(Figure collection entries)

________

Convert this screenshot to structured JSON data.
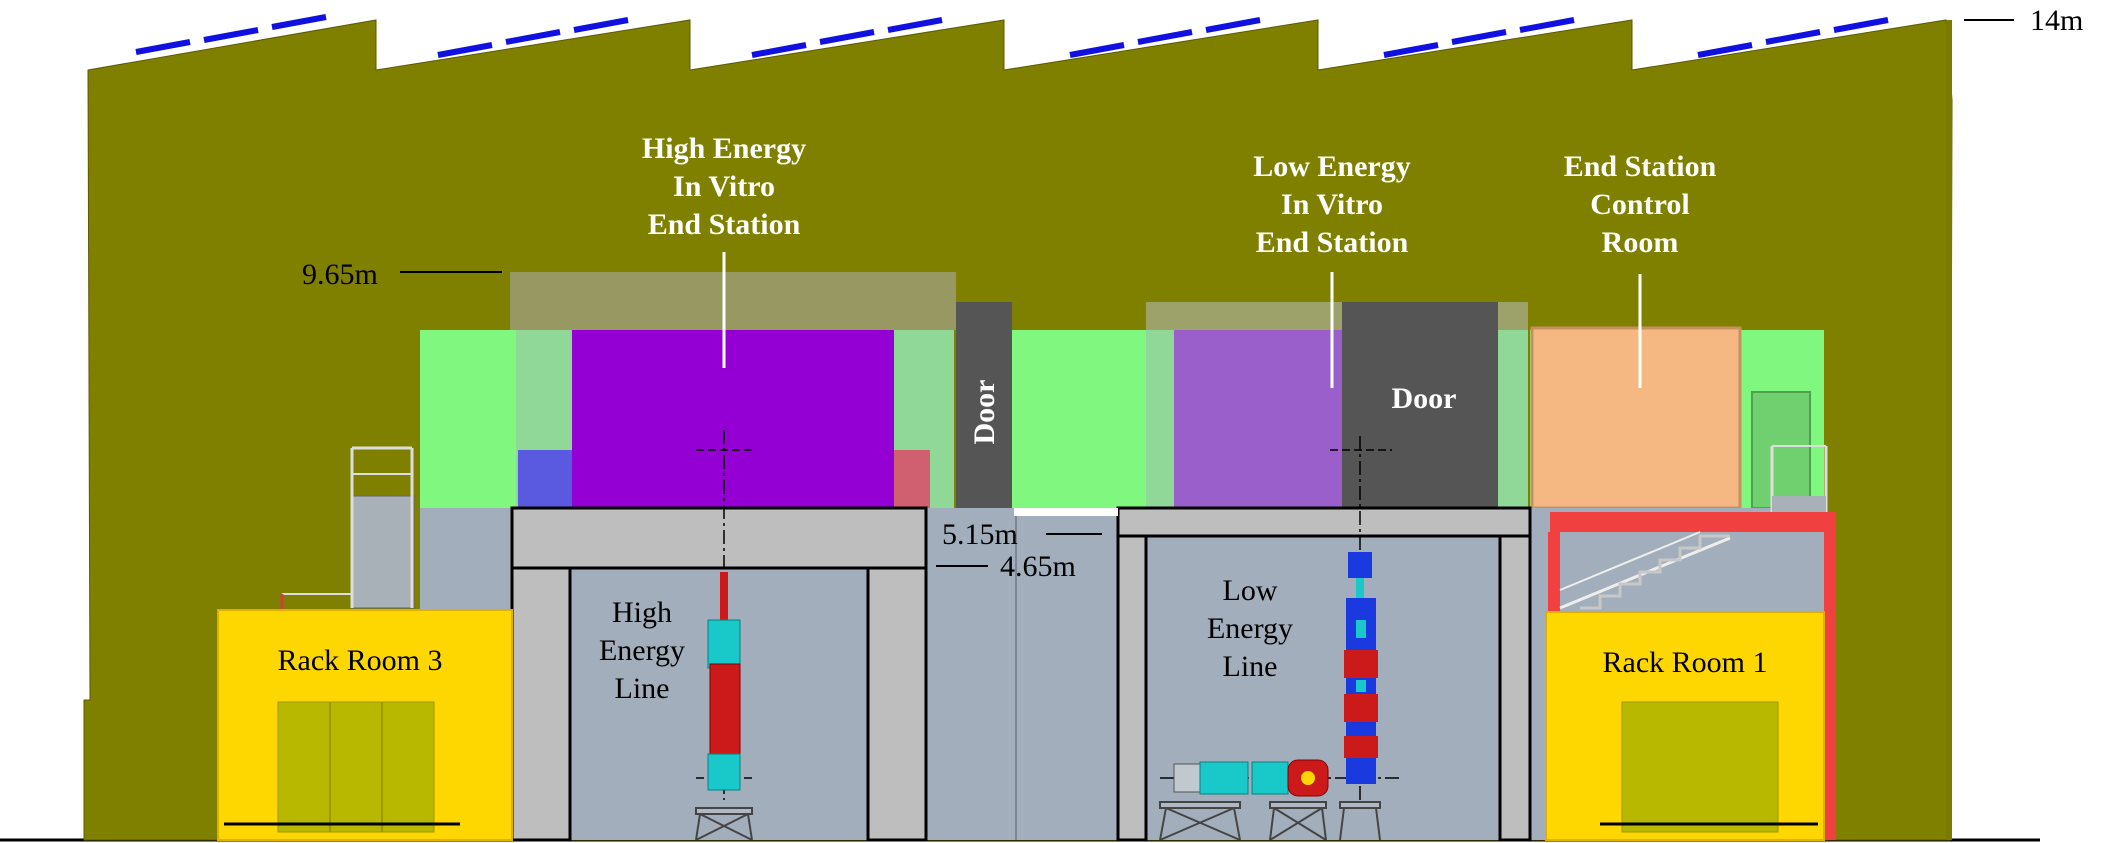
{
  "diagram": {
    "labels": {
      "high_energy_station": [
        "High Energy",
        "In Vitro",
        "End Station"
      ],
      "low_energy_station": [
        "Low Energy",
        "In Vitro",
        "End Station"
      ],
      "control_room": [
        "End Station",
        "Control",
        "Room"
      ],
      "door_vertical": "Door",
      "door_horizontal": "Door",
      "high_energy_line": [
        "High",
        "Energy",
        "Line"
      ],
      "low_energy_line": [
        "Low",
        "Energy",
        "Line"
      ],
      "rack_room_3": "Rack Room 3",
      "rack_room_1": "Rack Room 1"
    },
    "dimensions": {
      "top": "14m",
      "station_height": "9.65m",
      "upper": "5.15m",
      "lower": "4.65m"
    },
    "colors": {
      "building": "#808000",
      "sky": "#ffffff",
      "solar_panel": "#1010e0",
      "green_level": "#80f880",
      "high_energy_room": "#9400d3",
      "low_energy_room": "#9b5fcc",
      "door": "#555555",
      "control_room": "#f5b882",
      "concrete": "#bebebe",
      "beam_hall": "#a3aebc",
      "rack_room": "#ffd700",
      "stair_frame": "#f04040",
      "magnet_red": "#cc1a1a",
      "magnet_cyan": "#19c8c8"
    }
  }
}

________

Reproduce all the records verbatim, excluding images.

Convert this screenshot to structured JSON data.
{
  "diagram": {
    "labels": {
      "high_energy_station": [
        "High Energy",
        "In Vitro",
        "End Station"
      ],
      "low_energy_station": [
        "Low Energy",
        "In Vitro",
        "End Station"
      ],
      "control_room": [
        "End Station",
        "Control",
        "Room"
      ],
      "door_vertical": "Door",
      "door_horizontal": "Door",
      "high_energy_line": [
        "High",
        "Energy",
        "Line"
      ],
      "low_energy_line": [
        "Low",
        "Energy",
        "Line"
      ],
      "rack_room_3": "Rack Room 3",
      "rack_room_1": "Rack Room 1"
    },
    "dimensions": {
      "top": "14m",
      "station_height": "9.65m",
      "upper": "5.15m",
      "lower": "4.65m"
    },
    "colors": {
      "building": "#808000",
      "sky": "#ffffff",
      "solar_panel": "#1010e0",
      "green_level": "#80f880",
      "high_energy_room": "#9400d3",
      "low_energy_room": "#9b5fcc",
      "door": "#555555",
      "control_room": "#f5b882",
      "concrete": "#bebebe",
      "beam_hall": "#a3aebc",
      "rack_room": "#ffd700",
      "stair_frame": "#f04040",
      "magnet_red": "#cc1a1a",
      "magnet_cyan": "#19c8c8"
    }
  }
}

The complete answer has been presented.